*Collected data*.
..............................

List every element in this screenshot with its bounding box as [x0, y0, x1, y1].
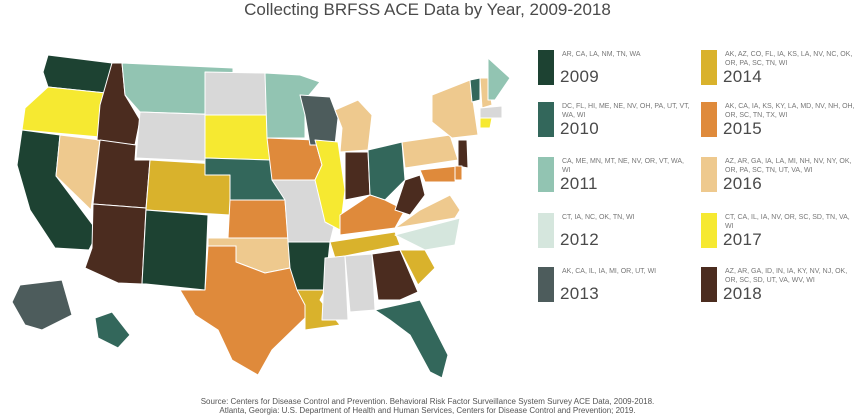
state-nj	[457, 139, 469, 169]
legend-swatch	[538, 267, 554, 302]
state-pa	[401, 134, 459, 169]
legend-state-list: CT, IA, NC, OK, TN, WI	[562, 214, 635, 221]
state-al	[344, 253, 376, 313]
state-wv	[394, 174, 426, 216]
state-ma	[479, 105, 503, 119]
legend-swatch	[538, 50, 554, 85]
legend-state-list: AK, AZ, CO, FL, IA, KS, LA, NV, NC, OK, …	[725, 51, 853, 67]
source-line-1: Source: Centers for Disease Control and …	[200, 397, 655, 406]
legend-state-list: CA, ME, MN, MT, NE, NV, OR, VT, WA, WI	[562, 158, 684, 174]
state-ga	[371, 249, 419, 301]
state-oh	[367, 141, 406, 201]
legend-year: 2017	[723, 230, 763, 249]
state-nc	[394, 217, 461, 251]
state-vt	[469, 77, 481, 103]
state-de	[454, 165, 463, 181]
state-il	[314, 139, 346, 231]
state-sc	[399, 249, 436, 286]
legend-state-list: AK, CA, IA, KS, KY, LA, MD, NV, NH, OH, …	[725, 103, 855, 119]
state-sd	[204, 114, 271, 161]
legend-swatch	[701, 213, 717, 248]
legend-swatch	[538, 102, 554, 137]
state-md	[419, 165, 459, 183]
legend-year: 2018	[723, 284, 763, 303]
state-ct	[479, 117, 493, 129]
state-tx	[179, 245, 306, 376]
legend-year: 2014	[723, 67, 763, 86]
state-mi	[334, 99, 373, 153]
source-note: Source: Centers for Disease Control and …	[0, 397, 855, 415]
legend-swatch	[701, 267, 717, 302]
legend-year: 2010	[560, 119, 600, 138]
legend-year: 2016	[723, 174, 763, 193]
state-nd	[204, 71, 268, 116]
state-ny	[431, 79, 479, 139]
source-line-2: Atlanta, Georgia: U.S. Department of Hea…	[219, 406, 636, 415]
legend-year: 2011	[560, 174, 598, 193]
legend-state-list: AK, CA, IL, IA, MI, OR, UT, WI	[562, 268, 657, 275]
legend-state-list: AR, CA, LA, NM, TN, WA	[562, 51, 641, 58]
state-ks	[227, 199, 289, 239]
legend-swatch	[538, 157, 554, 192]
state-ak	[11, 279, 73, 331]
state-tn	[329, 231, 401, 259]
state-wi	[299, 94, 339, 146]
state-in	[344, 151, 371, 201]
legend-swatch	[701, 50, 717, 85]
legend-year: 2009	[560, 67, 600, 86]
legend-year: 2012	[560, 230, 600, 249]
legend-year: 2015	[723, 119, 763, 138]
state-ky	[339, 194, 406, 236]
state-ms	[321, 255, 349, 321]
state-hi	[94, 311, 131, 349]
state-az	[84, 203, 147, 285]
map-title: Collecting BRFSS ACE Data by Year, 2009-…	[244, 0, 611, 19]
legend-swatch	[701, 102, 717, 137]
legend-state-list: AZ, AR, GA, ID, IN, IA, KY, NV, NJ, OK, …	[725, 268, 848, 284]
legend-swatch	[701, 157, 717, 192]
state-nm	[141, 209, 209, 291]
states-layer	[11, 54, 511, 379]
legend-year: 2013	[560, 284, 600, 303]
state-va	[394, 194, 461, 229]
state-me	[487, 57, 511, 101]
state-nv	[55, 134, 101, 211]
legend-swatch	[538, 213, 554, 248]
state-fl	[374, 299, 449, 379]
state-or	[21, 86, 107, 138]
legend-state-list: DC, FL, HI, ME, NE, NV, OH, PA, UT, VT, …	[562, 103, 690, 119]
legend-state-list: AZ, AR, GA, IA, LA, MI, NH, NV, NY, OK, …	[725, 158, 852, 174]
legend-state-list: CT, CA, IL, IA, NV, OR, SC, SD, TN, VA, …	[725, 214, 850, 230]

..............................

*OBJECTIVE*. Reproduce every line of the material above verbatim, omitting the picture.

*REPLY TO THE TASK*.
List every element in this screenshot with its bounding box as [x0, y0, x1, y1].
state-nj	[457, 139, 469, 169]
legend-swatch	[538, 267, 554, 302]
state-pa	[401, 134, 459, 169]
legend-state-list: CT, IA, NC, OK, TN, WI	[562, 214, 635, 221]
state-al	[344, 253, 376, 313]
state-wv	[394, 174, 426, 216]
state-ma	[479, 105, 503, 119]
legend-swatch	[538, 50, 554, 85]
legend-state-list: AK, AZ, CO, FL, IA, KS, LA, NV, NC, OK, …	[725, 51, 853, 67]
source-line-1: Source: Centers for Disease Control and …	[200, 397, 655, 406]
legend-state-list: CA, ME, MN, MT, NE, NV, OR, VT, WA, WI	[562, 158, 684, 174]
state-ga	[371, 249, 419, 301]
state-oh	[367, 141, 406, 201]
legend-year: 2017	[723, 230, 763, 249]
state-nc	[394, 217, 461, 251]
state-vt	[469, 77, 481, 103]
state-de	[454, 165, 463, 181]
state-il	[314, 139, 346, 231]
state-sc	[399, 249, 436, 286]
legend-state-list: AK, CA, IA, KS, KY, LA, MD, NV, NH, OH, …	[725, 103, 855, 119]
state-sd	[204, 114, 271, 161]
legend-swatch	[701, 213, 717, 248]
legend-swatch	[538, 102, 554, 137]
state-md	[419, 165, 459, 183]
legend-year: 2018	[723, 284, 763, 303]
state-ct	[479, 117, 493, 129]
state-tx	[179, 245, 306, 376]
legend-year: 2014	[723, 67, 763, 86]
state-mi	[334, 99, 373, 153]
source-note: Source: Centers for Disease Control and …	[0, 397, 855, 415]
legend-swatch	[701, 267, 717, 302]
legend-year: 2010	[560, 119, 600, 138]
legend-year: 2016	[723, 174, 763, 193]
state-nd	[204, 71, 268, 116]
state-ny	[431, 79, 479, 139]
source-line-2: Atlanta, Georgia: U.S. Department of Hea…	[219, 406, 636, 415]
legend-year: 2011	[560, 174, 598, 193]
legend-state-list: AK, CA, IL, IA, MI, OR, UT, WI	[562, 268, 657, 275]
legend-state-list: AR, CA, LA, NM, TN, WA	[562, 51, 641, 58]
state-ks	[227, 199, 289, 239]
legend-swatch	[538, 157, 554, 192]
state-ak	[11, 279, 73, 331]
state-tn	[329, 231, 401, 259]
state-wi	[299, 94, 339, 146]
state-in	[344, 151, 371, 201]
legend-swatch	[701, 50, 717, 85]
legend-year: 2009	[560, 67, 600, 86]
legend-year: 2012	[560, 230, 600, 249]
legend-year: 2015	[723, 119, 763, 138]
state-ky	[339, 194, 406, 236]
state-ms	[321, 255, 349, 321]
state-hi	[94, 311, 131, 349]
state-az	[84, 203, 147, 285]
map-title: Collecting BRFSS ACE Data by Year, 2009-…	[244, 0, 611, 19]
legend-swatch	[701, 102, 717, 137]
legend-state-list: AZ, AR, GA, ID, IN, IA, KY, NV, NJ, OK, …	[725, 268, 848, 284]
legend-swatch	[701, 157, 717, 192]
state-nm	[141, 209, 209, 291]
states-layer	[11, 54, 511, 379]
legend-year: 2013	[560, 284, 600, 303]
state-va	[394, 194, 461, 229]
state-me	[487, 57, 511, 101]
state-nv	[55, 134, 101, 211]
legend-swatch	[538, 213, 554, 248]
state-fl	[374, 299, 449, 379]
state-or	[21, 86, 107, 138]
legend-state-list: DC, FL, HI, ME, NE, NV, OH, PA, UT, VT, …	[562, 103, 690, 119]
legend-state-list: AZ, AR, GA, IA, LA, MI, NH, NV, NY, OK, …	[725, 158, 852, 174]
legend-state-list: CT, CA, IL, IA, NV, OR, SC, SD, TN, VA, …	[725, 214, 850, 230]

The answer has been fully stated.